Output every entry exactly as given.

■ Data supplied
========

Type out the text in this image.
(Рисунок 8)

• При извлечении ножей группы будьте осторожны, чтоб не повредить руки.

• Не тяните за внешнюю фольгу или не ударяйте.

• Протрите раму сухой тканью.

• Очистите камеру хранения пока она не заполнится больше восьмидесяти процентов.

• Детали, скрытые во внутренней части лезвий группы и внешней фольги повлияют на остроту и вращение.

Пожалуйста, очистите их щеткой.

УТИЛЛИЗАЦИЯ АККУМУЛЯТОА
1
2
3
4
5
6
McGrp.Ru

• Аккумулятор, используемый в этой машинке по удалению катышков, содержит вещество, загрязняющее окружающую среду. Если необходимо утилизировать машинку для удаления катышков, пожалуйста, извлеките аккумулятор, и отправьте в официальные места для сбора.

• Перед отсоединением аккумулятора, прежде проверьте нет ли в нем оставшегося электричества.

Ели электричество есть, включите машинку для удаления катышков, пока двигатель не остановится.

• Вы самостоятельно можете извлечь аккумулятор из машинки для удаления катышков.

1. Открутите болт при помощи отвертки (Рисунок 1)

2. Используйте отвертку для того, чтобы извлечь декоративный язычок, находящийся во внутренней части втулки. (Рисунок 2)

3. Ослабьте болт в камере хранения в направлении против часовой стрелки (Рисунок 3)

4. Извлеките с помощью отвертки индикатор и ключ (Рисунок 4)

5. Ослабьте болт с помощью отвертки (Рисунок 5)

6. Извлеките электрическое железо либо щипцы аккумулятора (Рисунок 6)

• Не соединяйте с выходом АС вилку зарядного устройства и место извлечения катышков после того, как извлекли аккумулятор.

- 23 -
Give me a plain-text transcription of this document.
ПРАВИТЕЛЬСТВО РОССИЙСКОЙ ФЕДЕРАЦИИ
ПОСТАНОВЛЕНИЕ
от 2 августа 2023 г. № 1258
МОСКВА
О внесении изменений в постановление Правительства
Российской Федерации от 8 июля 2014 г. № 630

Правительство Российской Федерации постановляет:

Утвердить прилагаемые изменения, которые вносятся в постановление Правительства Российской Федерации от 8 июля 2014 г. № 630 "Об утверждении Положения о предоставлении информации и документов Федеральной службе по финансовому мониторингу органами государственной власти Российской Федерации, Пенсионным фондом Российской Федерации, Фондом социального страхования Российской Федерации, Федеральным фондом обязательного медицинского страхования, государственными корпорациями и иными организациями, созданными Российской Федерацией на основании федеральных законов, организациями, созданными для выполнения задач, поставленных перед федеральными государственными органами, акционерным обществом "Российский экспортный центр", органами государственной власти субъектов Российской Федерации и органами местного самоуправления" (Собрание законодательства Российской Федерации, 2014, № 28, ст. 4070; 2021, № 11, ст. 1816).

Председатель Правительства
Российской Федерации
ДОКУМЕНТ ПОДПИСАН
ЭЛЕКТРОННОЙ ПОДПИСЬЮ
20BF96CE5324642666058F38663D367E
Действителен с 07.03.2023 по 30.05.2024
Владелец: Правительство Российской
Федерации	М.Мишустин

========

■ Answer for the task
Type out the text in this image.
(Рисунок 8)

• При извлечении ножей группы будьте осторожны, чтоб не повредить руки.

• Не тяните за внешнюю фольгу или не ударяйте.

• Протрите раму сухой тканью.

• Очистите камеру хранения пока она не заполнится больше восьмидесяти процентов.

• Детали, скрытые во внутренней части лезвий группы и внешней фольги повлияют на остроту и вращение.

Пожалуйста, очистите их щеткой.

УТИЛЛИЗАЦИЯ АККУМУЛЯТОА
1
2
3
4
5
6
McGrp.Ru

• Аккумулятор, используемый в этой машинке по удалению катышков, содержит вещество, загрязняющее окружающую среду. Если необходимо утилизировать машинку для удаления катышков, пожалуйста, извлеките аккумулятор, и отправьте в официальные места для сбора.

• Перед отсоединением аккумулятора, прежде проверьте нет ли в нем оставшегося электричества.

Ели электричество есть, включите машинку для удаления катышков, пока двигатель не остановится.

• Вы самостоятельно можете извлечь аккумулятор из машинки для удаления катышков.

1. Открутите болт при помощи отвертки (Рисунок 1)

2. Используйте отвертку для того, чтобы извлечь декоративный язычок, находящийся во внутренней части втулки. (Рисунок 2)

3. Ослабьте болт в камере хранения в направлении против часовой стрелки (Рисунок 3)

4. Извлеките с помощью отвертки индикатор и ключ (Рисунок 4)

5. Ослабьте болт с помощью отвертки (Рисунок 5)

6. Извлеките электрическое железо либо щипцы аккумулятора (Рисунок 6)

• Не соединяйте с выходом АС вилку зарядного устройства и место извлечения катышков после того, как извлекли аккумулятор.

- 23 -
Give me a plain-text transcription of this document.
ПРАВИТЕЛЬСТВО РОССИЙСКОЙ ФЕДЕРАЦИИ
ПОСТАНОВЛЕНИЕ
от 2 августа 2023 г. № 1258
МОСКВА
О внесении изменений в постановление Правительства
Российской Федерации от 8 июля 2014 г. № 630

Правительство Российской Федерации постановляет:

Утвердить прилагаемые изменения, которые вносятся в постановление Правительства Российской Федерации от 8 июля 2014 г. № 630 "Об утверждении Положения о предоставлении информации и документов Федеральной службе по финансовому мониторингу органами государственной власти Российской Федерации, Пенсионным фондом Российской Федерации, Фондом социального страхования Российской Федерации, Федеральным фондом обязательного медицинского страхования, государственными корпорациями и иными организациями, созданными Российской Федерацией на основании федеральных законов, организациями, созданными для выполнения задач, поставленных перед федеральными государственными органами, акционерным обществом "Российский экспортный центр", органами государственной власти субъектов Российской Федерации и органами местного самоуправления" (Собрание законодательства Российской Федерации, 2014, № 28, ст. 4070; 2021, № 11, ст. 1816).

Председатель Правительства
Российской Федерации
ДОКУМЕНТ ПОДПИСАН
ЭЛЕКТРОННОЙ ПОДПИСЬЮ
20BF96CE5324642666058F38663D367E
Действителен с 07.03.2023 по 30.05.2024
Владелец: Правительство Российской
Федерации	М.Мишустин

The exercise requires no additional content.